>> Begin EXTRACTED DATA
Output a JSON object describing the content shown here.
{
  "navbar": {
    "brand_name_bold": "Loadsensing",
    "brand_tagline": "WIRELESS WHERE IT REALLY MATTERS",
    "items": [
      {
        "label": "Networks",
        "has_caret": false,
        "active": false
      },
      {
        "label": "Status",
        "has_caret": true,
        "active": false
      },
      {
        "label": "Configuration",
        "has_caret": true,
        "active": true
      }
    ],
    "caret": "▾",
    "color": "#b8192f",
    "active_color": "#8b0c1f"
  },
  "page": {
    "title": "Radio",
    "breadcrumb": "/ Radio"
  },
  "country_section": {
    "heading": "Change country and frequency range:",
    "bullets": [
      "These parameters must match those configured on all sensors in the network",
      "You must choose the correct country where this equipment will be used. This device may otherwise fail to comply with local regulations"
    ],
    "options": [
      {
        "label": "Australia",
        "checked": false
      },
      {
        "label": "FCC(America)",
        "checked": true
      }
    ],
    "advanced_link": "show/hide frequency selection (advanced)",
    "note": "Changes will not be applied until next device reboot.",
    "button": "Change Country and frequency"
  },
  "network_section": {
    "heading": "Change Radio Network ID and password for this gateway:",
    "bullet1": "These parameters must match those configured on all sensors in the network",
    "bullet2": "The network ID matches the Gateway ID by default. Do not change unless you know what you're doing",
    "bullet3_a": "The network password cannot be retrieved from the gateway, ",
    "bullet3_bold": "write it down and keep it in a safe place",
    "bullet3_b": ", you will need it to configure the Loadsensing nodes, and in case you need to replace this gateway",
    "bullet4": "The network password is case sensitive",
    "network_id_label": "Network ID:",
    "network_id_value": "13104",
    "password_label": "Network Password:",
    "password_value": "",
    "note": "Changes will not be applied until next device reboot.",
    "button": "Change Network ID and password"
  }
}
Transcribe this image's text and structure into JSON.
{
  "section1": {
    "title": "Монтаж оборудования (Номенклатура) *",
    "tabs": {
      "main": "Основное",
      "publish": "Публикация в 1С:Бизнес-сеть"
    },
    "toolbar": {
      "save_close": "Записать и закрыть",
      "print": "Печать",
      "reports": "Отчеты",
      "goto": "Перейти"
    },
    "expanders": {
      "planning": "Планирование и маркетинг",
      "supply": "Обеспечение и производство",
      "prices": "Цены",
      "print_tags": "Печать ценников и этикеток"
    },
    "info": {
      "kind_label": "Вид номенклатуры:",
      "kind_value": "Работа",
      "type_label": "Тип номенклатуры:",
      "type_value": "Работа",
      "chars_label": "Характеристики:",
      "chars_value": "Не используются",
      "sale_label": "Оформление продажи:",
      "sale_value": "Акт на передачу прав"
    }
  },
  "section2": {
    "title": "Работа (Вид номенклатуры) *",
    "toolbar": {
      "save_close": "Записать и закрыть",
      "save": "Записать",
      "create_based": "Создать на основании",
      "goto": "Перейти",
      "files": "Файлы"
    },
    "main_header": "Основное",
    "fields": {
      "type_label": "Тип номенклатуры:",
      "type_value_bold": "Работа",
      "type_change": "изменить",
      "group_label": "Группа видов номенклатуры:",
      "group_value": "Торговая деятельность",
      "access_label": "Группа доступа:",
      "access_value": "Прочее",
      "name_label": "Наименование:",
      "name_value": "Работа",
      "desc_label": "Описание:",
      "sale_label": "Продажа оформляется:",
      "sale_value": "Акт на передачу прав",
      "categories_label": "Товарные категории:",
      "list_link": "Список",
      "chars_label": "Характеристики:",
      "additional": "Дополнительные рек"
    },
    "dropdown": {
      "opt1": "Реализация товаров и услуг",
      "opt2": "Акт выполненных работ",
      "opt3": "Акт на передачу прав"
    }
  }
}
>> End EXTRACTED DATA
• PROBLEM TO WORK ON
Above are some records. Print them all exactly.

• OUTPUT OF THE TASK
Output a JSON object describing the content shown here.
{
  "navbar": {
    "brand_name_bold": "Loadsensing",
    "brand_tagline": "WIRELESS WHERE IT REALLY MATTERS",
    "items": [
      {
        "label": "Networks",
        "has_caret": false,
        "active": false
      },
      {
        "label": "Status",
        "has_caret": true,
        "active": false
      },
      {
        "label": "Configuration",
        "has_caret": true,
        "active": true
      }
    ],
    "caret": "▾",
    "color": "#b8192f",
    "active_color": "#8b0c1f"
  },
  "page": {
    "title": "Radio",
    "breadcrumb": "/ Radio"
  },
  "country_section": {
    "heading": "Change country and frequency range:",
    "bullets": [
      "These parameters must match those configured on all sensors in the network",
      "You must choose the correct country where this equipment will be used. This device may otherwise fail to comply with local regulations"
    ],
    "options": [
      {
        "label": "Australia",
        "checked": false
      },
      {
        "label": "FCC(America)",
        "checked": true
      }
    ],
    "advanced_link": "show/hide frequency selection (advanced)",
    "note": "Changes will not be applied until next device reboot.",
    "button": "Change Country and frequency"
  },
  "network_section": {
    "heading": "Change Radio Network ID and password for this gateway:",
    "bullet1": "These parameters must match those configured on all sensors in the network",
    "bullet2": "The network ID matches the Gateway ID by default. Do not change unless you know what you're doing",
    "bullet3_a": "The network password cannot be retrieved from the gateway, ",
    "bullet3_bold": "write it down and keep it in a safe place",
    "bullet3_b": ", you will need it to configure the Loadsensing nodes, and in case you need to replace this gateway",
    "bullet4": "The network password is case sensitive",
    "network_id_label": "Network ID:",
    "network_id_value": "13104",
    "password_label": "Network Password:",
    "password_value": "",
    "note": "Changes will not be applied until next device reboot.",
    "button": "Change Network ID and password"
  }
}
Transcribe this image's text and structure into JSON.
{
  "section1": {
    "title": "Монтаж оборудования (Номенклатура) *",
    "tabs": {
      "main": "Основное",
      "publish": "Публикация в 1С:Бизнес-сеть"
    },
    "toolbar": {
      "save_close": "Записать и закрыть",
      "print": "Печать",
      "reports": "Отчеты",
      "goto": "Перейти"
    },
    "expanders": {
      "planning": "Планирование и маркетинг",
      "supply": "Обеспечение и производство",
      "prices": "Цены",
      "print_tags": "Печать ценников и этикеток"
    },
    "info": {
      "kind_label": "Вид номенклатуры:",
      "kind_value": "Работа",
      "type_label": "Тип номенклатуры:",
      "type_value": "Работа",
      "chars_label": "Характеристики:",
      "chars_value": "Не используются",
      "sale_label": "Оформление продажи:",
      "sale_value": "Акт на передачу прав"
    }
  },
  "section2": {
    "title": "Работа (Вид номенклатуры) *",
    "toolbar": {
      "save_close": "Записать и закрыть",
      "save": "Записать",
      "create_based": "Создать на основании",
      "goto": "Перейти",
      "files": "Файлы"
    },
    "main_header": "Основное",
    "fields": {
      "type_label": "Тип номенклатуры:",
      "type_value_bold": "Работа",
      "type_change": "изменить",
      "group_label": "Группа видов номенклатуры:",
      "group_value": "Торговая деятельность",
      "access_label": "Группа доступа:",
      "access_value": "Прочее",
      "name_label": "Наименование:",
      "name_value": "Работа",
      "desc_label": "Описание:",
      "sale_label": "Продажа оформляется:",
      "sale_value": "Акт на передачу прав",
      "categories_label": "Товарные категории:",
      "list_link": "Список",
      "chars_label": "Характеристики:",
      "additional": "Дополнительные рек"
    },
    "dropdown": {
      "opt1": "Реализация товаров и услуг",
      "opt2": "Акт выполненных работ",
      "opt3": "Акт на передачу прав"
    }
  }
}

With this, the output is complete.